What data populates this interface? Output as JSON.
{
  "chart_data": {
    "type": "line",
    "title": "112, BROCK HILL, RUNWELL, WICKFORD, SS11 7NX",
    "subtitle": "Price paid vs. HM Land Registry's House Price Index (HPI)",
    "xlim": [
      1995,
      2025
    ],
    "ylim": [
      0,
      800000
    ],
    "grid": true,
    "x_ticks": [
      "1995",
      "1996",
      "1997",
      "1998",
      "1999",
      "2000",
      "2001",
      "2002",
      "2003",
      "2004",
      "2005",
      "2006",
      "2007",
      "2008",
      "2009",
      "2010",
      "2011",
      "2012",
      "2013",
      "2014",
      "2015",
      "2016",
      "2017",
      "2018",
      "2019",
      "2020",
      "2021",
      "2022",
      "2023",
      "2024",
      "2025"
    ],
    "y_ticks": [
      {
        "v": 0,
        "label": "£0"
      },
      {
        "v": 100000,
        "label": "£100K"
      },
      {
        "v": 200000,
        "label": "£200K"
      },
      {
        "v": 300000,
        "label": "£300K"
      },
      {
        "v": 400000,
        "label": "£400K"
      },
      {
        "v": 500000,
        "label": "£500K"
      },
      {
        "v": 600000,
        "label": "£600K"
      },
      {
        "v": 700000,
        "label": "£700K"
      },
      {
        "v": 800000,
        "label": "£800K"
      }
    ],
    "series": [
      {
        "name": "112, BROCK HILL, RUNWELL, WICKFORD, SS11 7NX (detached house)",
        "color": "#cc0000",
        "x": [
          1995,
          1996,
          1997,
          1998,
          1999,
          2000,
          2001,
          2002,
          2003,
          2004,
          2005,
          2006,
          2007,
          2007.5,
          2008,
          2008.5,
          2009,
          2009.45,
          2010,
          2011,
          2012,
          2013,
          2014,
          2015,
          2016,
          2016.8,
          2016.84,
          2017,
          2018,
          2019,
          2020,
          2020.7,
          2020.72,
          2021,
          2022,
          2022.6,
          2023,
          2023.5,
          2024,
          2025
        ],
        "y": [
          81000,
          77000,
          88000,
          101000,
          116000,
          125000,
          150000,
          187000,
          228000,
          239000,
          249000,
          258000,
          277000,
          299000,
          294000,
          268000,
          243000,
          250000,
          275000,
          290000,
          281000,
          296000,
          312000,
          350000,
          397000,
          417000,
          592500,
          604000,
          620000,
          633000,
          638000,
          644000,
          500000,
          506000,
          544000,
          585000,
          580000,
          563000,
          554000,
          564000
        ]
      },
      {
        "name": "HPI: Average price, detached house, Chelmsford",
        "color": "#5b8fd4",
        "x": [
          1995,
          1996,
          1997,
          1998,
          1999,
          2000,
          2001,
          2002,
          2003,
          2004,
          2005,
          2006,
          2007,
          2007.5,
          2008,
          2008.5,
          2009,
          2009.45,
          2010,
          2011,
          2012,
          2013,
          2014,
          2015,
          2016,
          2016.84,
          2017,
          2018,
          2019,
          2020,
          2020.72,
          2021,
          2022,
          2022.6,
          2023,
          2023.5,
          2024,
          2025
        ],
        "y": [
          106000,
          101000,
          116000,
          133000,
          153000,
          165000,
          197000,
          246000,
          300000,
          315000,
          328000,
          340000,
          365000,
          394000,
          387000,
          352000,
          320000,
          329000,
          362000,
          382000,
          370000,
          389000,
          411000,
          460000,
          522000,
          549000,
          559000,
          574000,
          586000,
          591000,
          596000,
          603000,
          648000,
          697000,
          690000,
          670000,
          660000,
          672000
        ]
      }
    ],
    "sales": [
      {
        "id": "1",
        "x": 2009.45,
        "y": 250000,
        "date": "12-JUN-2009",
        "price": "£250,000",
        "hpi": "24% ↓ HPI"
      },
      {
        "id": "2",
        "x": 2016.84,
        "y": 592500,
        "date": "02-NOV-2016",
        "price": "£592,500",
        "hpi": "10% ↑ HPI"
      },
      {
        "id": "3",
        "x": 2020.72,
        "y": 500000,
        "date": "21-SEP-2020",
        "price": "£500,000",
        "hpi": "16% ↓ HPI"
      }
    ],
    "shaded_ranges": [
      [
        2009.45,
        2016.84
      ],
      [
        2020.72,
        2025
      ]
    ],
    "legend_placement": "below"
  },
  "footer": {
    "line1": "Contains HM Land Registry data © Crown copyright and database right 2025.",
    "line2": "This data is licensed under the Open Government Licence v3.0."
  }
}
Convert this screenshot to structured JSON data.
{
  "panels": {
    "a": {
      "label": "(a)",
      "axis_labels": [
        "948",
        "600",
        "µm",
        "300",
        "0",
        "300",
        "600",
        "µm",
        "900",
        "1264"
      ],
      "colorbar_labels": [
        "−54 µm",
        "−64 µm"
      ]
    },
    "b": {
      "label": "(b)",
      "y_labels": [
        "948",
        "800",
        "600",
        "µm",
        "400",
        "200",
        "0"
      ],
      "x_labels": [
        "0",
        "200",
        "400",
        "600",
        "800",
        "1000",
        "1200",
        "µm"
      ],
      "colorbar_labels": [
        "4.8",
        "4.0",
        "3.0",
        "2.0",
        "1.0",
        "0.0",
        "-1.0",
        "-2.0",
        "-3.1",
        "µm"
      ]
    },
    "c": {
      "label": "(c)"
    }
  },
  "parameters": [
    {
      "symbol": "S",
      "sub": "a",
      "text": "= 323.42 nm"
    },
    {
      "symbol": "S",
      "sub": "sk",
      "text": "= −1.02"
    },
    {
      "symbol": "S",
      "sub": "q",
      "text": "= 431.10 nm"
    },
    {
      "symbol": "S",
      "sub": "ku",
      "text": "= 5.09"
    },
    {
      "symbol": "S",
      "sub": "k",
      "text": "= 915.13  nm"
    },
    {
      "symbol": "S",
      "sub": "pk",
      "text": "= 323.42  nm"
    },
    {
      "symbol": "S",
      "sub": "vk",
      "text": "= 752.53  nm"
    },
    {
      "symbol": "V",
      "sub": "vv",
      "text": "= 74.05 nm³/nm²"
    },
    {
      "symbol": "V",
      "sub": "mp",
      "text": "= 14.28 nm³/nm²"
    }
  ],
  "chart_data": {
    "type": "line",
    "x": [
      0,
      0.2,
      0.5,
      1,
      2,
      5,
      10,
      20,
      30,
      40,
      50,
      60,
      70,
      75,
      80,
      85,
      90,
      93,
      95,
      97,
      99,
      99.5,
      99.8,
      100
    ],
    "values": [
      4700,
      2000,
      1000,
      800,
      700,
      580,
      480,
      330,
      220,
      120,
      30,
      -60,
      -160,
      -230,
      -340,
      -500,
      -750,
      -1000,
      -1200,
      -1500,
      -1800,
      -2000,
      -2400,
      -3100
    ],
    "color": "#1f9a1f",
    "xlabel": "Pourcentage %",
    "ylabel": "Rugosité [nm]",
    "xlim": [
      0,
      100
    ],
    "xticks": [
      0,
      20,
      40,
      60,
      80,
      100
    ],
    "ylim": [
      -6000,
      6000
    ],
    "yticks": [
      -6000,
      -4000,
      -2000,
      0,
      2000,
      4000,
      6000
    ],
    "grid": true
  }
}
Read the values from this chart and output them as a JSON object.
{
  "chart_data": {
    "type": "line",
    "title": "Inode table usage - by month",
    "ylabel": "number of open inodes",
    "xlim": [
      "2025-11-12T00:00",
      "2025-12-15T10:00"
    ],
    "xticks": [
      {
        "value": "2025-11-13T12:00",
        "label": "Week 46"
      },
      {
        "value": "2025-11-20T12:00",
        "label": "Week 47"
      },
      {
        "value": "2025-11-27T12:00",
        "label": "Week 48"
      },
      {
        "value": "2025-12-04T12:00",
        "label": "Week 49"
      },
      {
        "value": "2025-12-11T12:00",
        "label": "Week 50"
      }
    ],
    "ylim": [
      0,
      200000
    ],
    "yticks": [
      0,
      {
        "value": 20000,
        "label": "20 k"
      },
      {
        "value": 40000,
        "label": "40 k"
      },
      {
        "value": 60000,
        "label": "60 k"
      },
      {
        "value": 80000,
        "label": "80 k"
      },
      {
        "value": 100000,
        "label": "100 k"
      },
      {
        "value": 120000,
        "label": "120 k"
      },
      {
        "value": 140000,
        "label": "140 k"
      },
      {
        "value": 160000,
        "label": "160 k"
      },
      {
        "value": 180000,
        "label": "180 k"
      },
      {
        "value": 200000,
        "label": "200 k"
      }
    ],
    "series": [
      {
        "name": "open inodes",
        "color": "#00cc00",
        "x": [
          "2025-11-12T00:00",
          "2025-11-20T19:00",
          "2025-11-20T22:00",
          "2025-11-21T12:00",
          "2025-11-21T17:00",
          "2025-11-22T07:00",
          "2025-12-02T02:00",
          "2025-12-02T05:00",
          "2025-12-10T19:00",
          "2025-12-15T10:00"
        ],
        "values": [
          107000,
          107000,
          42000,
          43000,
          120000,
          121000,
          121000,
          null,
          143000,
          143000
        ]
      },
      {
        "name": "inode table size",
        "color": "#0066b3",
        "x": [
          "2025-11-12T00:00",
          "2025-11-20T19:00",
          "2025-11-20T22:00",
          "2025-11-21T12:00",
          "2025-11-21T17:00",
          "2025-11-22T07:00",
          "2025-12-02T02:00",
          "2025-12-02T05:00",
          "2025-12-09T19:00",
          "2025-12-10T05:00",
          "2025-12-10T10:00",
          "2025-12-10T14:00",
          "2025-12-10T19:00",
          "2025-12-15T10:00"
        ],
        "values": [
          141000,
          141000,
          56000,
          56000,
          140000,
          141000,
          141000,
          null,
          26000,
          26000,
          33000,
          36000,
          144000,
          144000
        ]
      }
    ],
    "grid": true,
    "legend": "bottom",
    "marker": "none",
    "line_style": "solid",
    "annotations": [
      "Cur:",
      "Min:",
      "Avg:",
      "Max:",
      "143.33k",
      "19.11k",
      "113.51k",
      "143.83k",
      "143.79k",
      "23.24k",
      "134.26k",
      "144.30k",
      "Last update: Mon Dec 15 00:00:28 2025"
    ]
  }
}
══════════
Work to do: Report only the number of lines in the listing that contain the word "HILL".

Finished answer: 2